### Selection:
--- start ---
Have you considered that he might be on lunch and browsing his phone? Or that maybe he is the boss and can do whatever the hell he wants??


----------



## TGGT (Oct 28, 2012)

IslandGuy said:


> Precisely... all one need do is look at all those success stories who took this sage advice. Nonunion electricians always make exactly whatever they're worth.
> 
> Or join the military. Thats where everybody who has very little talent, or no future goes to at the very least, get a 10- point edge on all future civil service exams.


Not true. Electricians always make exactly what they settle for.


----------



## Bad Electrician (May 20, 2014)

IslandGuy said:


> Precisely... all one need do is look at all those success stories who took this sage advice. Nonunion electricians always make exactly whatever they're worth.
> 
> Or join the military. Thats where everybody who has very little talent, or no future goes to at the very least, get a 10- point edge on all future civil service exams.


You make some sweeping uninformed statements. Having been raised in a military family, living on military bases all my life. I meant many highly intelligent motivate people that had a love for their country and thought the military was the path for them. I have had several apprentices over the years that served for one reason love of country. Upon getting out of the military they decided to take up a trade and ended up in the IBEW, these were highly motivated hard working and excelled at their jobs young men.

There are many members here that served and are hardly talentless. 

Where does your disdain come from, where does your narrow thought process come from.


----------



## chicken steve (Mar 22, 2011)

What good is a U/nonU debate when every big job is proliferated with H1B visa help ?

~CS~


----------



## Divecoz (Jun 23, 2015)

Well "Petey" ( _can I ask why they call you speedy petey? _) In My 41 years of active service in the IBEW , I can assure it better be on his lunch break or he is FIRED.. and having spent most of my career Running Big JObs.. I doubt it's the owner.. or any other part of the managment team..


Speedy Petey said:


> Have you considered that he might be on lunch and browsing his phone? Or that maybe he is the boss and can do whatever the hell he wants??


----------



## Bad Electrician (May 20, 2014)

Divecoz said:


> Well "Petey" ( _can I ask why they call you speedy petey? _) In My 41 years of active service in the IBEW , I can assure it better be on his lunch break or he is FIRED.. and having spent most of my career Running Big JObs.. I doubt it's the owner.. or any other part of the managment team..


One of the biggest issues facing American blue collar workers is a us you mentality between the unions and open shops. We should all be working together to strengthen the American Work force. go to any residential project or strip mall or office building and see who is doing the work. Many of those there are illegals forcing ALL WAGES down. 

And guess what politicians on both sides of the argument love it when there is a union open shop fight because we ignore the real issue. All the issues messing with the American middle class.

AS for smarts union or open shop. Some of the best members here are union or open shop and their answers never come with a caveat of we are union or we are open shop. The answers come from knowledgeable electricians trying to help others on either side of the work force line. With no concern of giving away the secret handshake.

You ran big projects and when you got to the DIV 16 Spec that required commissioning or testing or start up of equipment you called a firm like mine. The companies you named I have worked for most of them with my current company.
--- end ---
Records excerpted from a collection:
--- start ---
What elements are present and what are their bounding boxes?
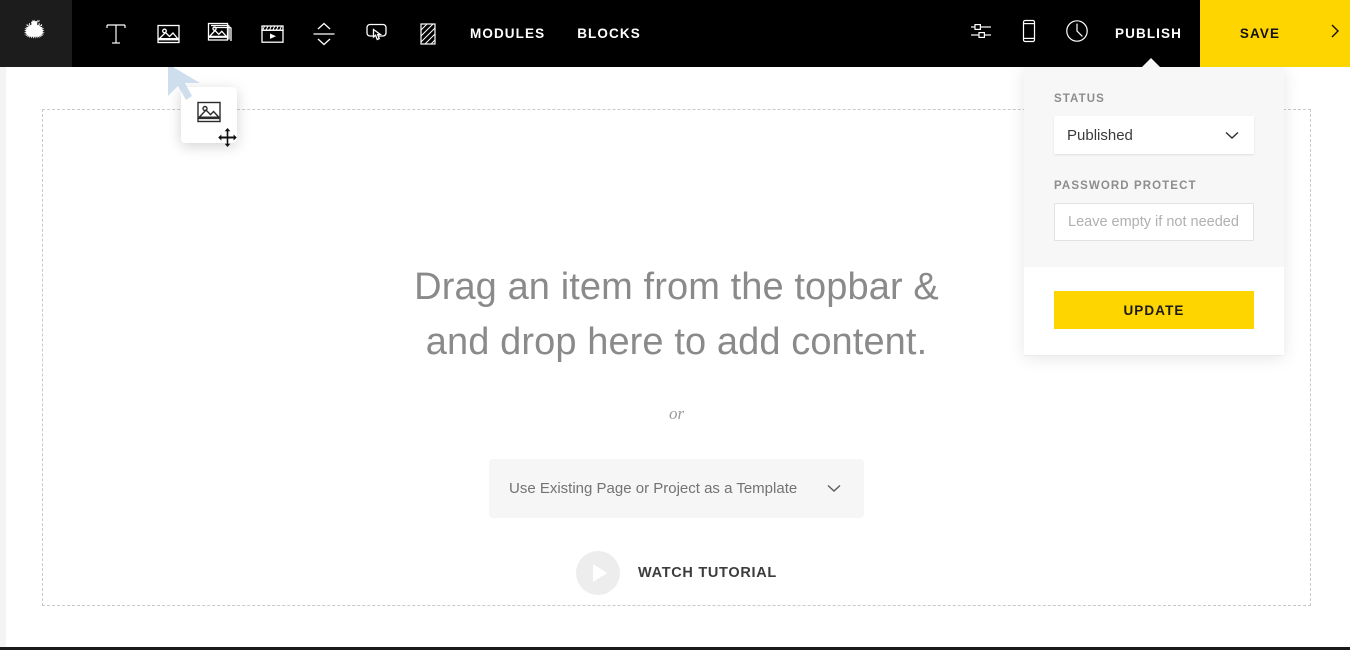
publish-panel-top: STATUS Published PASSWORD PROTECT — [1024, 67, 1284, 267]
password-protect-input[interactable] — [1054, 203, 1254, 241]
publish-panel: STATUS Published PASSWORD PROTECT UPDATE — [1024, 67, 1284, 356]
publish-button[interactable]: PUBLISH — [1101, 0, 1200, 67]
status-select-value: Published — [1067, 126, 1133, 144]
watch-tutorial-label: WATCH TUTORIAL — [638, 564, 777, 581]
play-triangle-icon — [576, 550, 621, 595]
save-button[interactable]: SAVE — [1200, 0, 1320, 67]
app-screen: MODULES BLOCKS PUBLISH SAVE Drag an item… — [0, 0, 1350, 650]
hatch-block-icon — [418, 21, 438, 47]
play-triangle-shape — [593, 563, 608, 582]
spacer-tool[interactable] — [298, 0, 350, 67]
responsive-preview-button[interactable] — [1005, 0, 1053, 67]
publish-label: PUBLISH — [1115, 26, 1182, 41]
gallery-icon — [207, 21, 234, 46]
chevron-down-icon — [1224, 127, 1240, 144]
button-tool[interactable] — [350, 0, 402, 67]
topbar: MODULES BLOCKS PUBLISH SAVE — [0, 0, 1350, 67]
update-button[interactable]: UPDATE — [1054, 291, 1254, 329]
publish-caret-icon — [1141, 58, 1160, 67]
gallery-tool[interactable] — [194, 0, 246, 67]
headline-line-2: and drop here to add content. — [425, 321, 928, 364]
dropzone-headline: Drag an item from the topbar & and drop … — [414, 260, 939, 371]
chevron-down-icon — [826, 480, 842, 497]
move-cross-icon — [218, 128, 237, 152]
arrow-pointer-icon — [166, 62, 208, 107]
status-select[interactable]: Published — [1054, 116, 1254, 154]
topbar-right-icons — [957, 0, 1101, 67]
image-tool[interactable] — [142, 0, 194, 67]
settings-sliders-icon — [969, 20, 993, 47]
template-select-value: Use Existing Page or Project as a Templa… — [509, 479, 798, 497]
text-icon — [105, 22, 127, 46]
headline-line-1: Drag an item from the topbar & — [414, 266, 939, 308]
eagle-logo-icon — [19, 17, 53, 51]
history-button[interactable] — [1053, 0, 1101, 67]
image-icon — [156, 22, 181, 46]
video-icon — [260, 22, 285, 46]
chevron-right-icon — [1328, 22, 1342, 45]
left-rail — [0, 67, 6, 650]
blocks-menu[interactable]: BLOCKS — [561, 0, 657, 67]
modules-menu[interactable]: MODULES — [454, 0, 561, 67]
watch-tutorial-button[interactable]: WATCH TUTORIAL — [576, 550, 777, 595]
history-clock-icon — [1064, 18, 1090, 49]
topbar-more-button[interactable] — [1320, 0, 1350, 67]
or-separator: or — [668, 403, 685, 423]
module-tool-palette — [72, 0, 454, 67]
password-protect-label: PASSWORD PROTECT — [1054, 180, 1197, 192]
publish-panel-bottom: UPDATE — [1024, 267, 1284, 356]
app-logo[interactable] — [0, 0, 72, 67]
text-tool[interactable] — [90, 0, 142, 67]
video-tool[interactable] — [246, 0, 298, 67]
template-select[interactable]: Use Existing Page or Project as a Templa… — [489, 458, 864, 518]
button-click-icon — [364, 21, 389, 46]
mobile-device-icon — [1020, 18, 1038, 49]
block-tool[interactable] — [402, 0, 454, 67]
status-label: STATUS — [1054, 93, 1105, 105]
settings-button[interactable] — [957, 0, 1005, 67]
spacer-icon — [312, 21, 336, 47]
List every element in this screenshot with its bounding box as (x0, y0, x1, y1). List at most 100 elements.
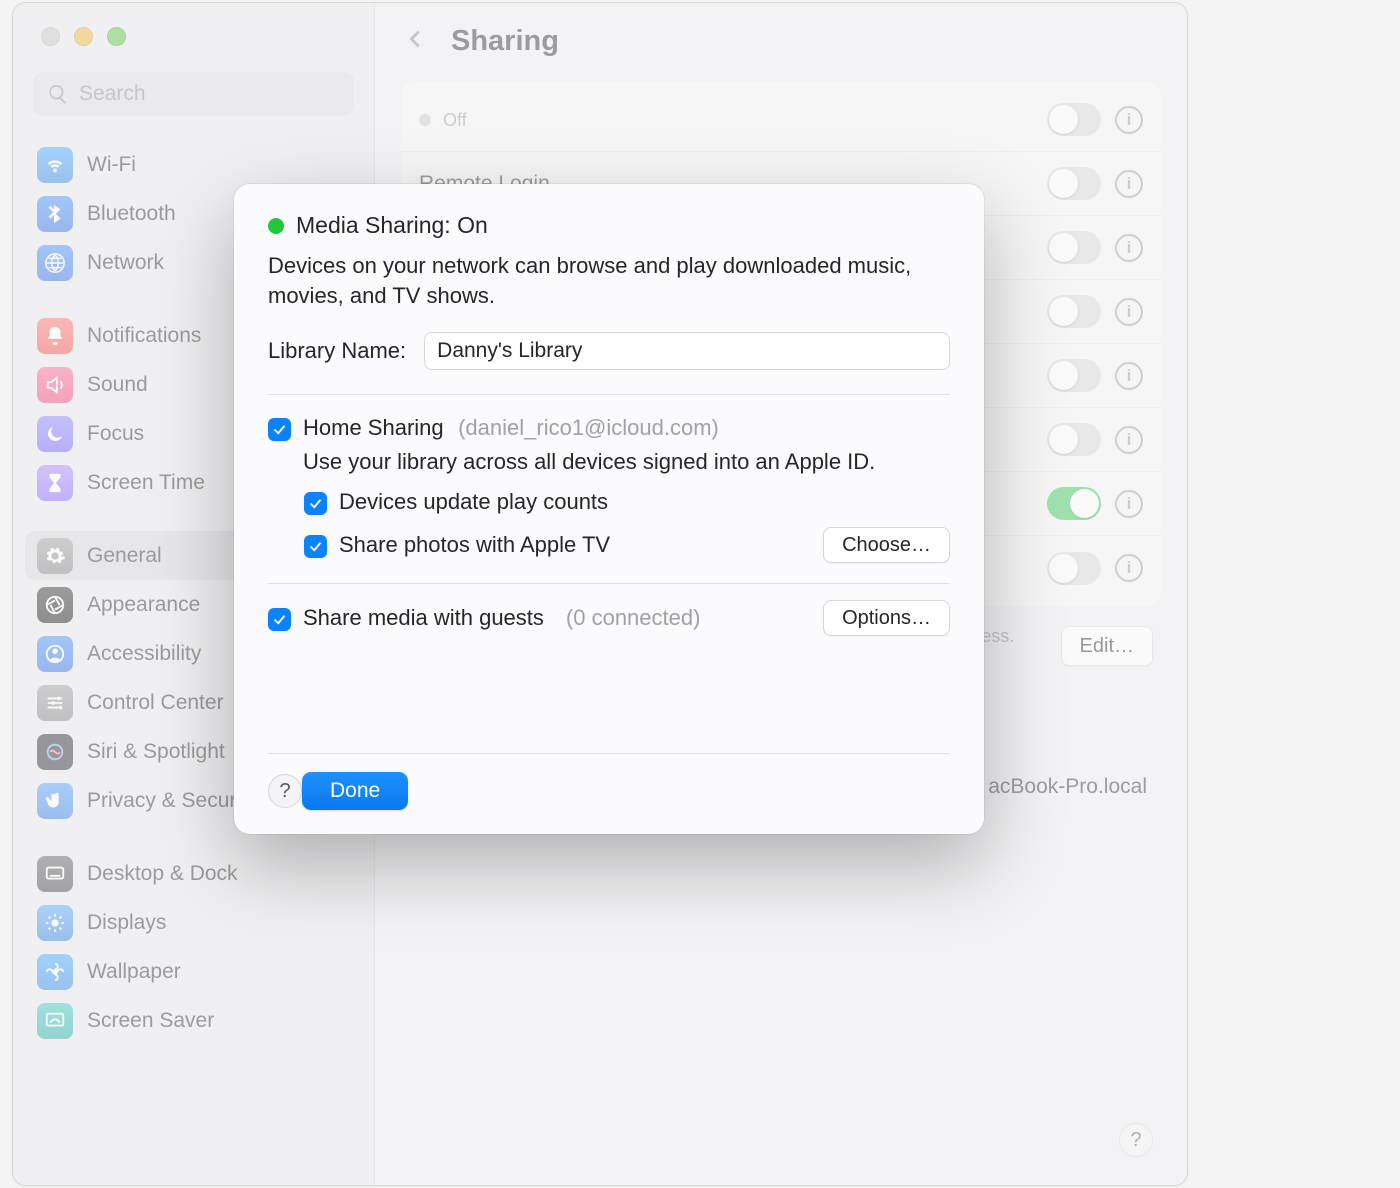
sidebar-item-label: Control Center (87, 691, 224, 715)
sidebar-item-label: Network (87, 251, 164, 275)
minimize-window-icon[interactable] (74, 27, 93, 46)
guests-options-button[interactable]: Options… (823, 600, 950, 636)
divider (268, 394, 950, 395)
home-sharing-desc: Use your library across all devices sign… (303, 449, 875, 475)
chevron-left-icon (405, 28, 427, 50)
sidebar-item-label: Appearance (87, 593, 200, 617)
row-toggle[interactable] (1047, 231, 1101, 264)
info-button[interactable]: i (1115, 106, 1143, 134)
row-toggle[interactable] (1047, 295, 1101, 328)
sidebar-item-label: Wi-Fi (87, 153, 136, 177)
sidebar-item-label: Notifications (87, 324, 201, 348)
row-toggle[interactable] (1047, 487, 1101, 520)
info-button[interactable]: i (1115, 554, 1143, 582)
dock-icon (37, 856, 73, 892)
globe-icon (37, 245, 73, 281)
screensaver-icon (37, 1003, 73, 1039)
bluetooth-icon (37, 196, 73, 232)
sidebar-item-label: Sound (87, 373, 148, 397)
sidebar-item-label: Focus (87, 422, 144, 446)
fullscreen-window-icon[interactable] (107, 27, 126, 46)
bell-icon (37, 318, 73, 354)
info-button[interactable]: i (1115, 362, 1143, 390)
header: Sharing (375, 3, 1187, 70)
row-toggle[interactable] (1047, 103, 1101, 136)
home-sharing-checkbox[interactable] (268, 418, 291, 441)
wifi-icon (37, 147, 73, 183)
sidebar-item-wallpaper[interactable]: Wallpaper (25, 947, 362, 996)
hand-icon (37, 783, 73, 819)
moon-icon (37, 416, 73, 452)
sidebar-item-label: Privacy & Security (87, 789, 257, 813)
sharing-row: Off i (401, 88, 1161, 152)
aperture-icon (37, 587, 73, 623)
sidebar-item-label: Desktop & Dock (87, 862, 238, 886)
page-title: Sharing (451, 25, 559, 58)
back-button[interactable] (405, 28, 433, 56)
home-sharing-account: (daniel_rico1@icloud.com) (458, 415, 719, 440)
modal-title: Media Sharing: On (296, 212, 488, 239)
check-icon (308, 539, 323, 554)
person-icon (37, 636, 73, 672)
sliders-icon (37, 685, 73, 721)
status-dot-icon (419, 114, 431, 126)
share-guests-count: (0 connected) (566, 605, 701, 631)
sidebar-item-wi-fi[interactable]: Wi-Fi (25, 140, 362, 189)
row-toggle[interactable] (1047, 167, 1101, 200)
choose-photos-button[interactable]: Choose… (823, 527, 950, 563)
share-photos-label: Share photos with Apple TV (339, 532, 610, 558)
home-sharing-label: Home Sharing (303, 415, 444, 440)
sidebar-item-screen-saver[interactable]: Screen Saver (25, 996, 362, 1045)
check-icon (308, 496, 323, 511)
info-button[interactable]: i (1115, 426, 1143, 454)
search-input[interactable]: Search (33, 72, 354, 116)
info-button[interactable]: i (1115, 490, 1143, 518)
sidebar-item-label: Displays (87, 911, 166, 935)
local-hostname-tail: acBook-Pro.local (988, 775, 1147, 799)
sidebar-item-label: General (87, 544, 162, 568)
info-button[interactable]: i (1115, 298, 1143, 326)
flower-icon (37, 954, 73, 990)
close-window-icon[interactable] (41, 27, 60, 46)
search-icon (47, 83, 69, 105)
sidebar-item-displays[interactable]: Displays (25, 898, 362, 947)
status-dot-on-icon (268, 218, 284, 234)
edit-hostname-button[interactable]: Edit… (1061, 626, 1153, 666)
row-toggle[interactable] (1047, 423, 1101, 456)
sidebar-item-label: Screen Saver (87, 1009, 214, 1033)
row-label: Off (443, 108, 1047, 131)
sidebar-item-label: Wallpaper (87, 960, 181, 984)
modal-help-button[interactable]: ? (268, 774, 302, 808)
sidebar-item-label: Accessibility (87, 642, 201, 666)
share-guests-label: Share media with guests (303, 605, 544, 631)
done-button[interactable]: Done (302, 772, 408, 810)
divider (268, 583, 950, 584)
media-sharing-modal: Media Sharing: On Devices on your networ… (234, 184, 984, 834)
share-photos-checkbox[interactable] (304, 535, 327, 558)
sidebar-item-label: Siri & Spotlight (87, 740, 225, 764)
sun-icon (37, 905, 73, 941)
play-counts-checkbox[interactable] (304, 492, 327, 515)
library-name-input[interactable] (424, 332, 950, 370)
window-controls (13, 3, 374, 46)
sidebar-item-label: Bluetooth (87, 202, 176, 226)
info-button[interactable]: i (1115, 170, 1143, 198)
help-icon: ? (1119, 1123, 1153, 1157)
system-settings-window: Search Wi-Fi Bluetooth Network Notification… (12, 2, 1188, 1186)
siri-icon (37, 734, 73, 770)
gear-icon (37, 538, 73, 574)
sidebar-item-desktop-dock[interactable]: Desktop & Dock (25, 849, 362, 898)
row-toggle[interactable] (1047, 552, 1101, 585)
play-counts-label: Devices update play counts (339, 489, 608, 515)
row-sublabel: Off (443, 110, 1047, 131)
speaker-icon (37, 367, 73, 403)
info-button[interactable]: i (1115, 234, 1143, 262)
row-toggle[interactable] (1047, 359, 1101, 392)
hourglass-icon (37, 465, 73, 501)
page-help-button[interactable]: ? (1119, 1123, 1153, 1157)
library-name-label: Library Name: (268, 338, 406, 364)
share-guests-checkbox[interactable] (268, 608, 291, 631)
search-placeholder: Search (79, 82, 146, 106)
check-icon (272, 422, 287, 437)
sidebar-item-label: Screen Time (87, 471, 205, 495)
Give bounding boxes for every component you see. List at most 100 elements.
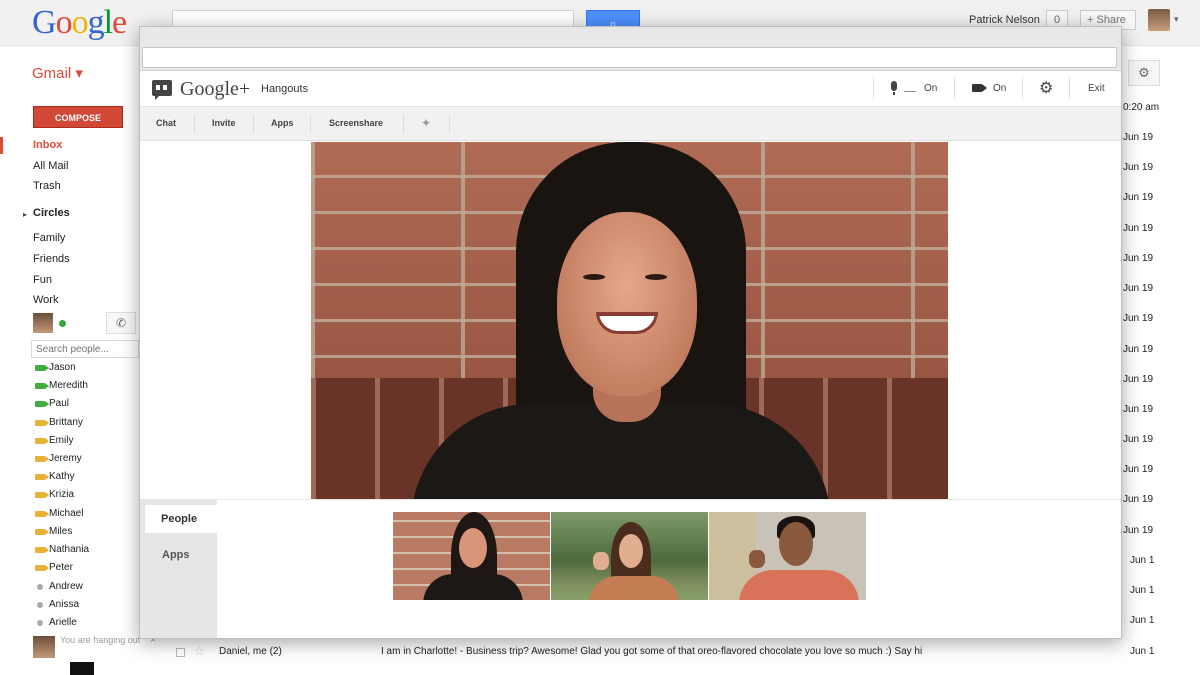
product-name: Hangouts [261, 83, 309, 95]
--- end ---
### Direction A:
In the forum thread about union and nonunion electricians, how many years does Divecoz say he has spent in active service in the IBEW?
### Direction B:
Write a continuation of the forum thread about union and nonunion electricians, picking up after its last sentence.

### Task output A:
41 years.

### Task output B:
The funny thing is almost every die in the wool IBEW member that touted how wonderful they were, never post in any electrical topics. As for large project foremen that is a highly developed skill that takes years of honing those skills. But most are excellent at all involved with managing a large project, dealing with all involved but seldom really know anything about basic electricity. Not because they are stupid, but their job is to put trained skilled workers on the job to do the parts of the job that takes those skills.


----------



## Bad Electrician (May 20, 2014)

Divecoz said:


> Well "Petey" ( _can I ask why they call you speedy petey? _) In My 41 years of active service in the IBEW , I can assure it better be on his lunch break or he is FIRED.. and having spent most of my career Running Big JObs.. I doubt it's the owner.. or any other part of the managment team..


But you worked big projects, many members here are with small shops or run small shops, the work mentality is way different. These small shop men actually in general have a larger cross reference of work skills. Not like many large projects where you have pipe men, switchgear men or you are on the wire pulling crew. Which really when it comes down to it is skilled assembly line work. Not taking anything away from these men, just pointing out a fact.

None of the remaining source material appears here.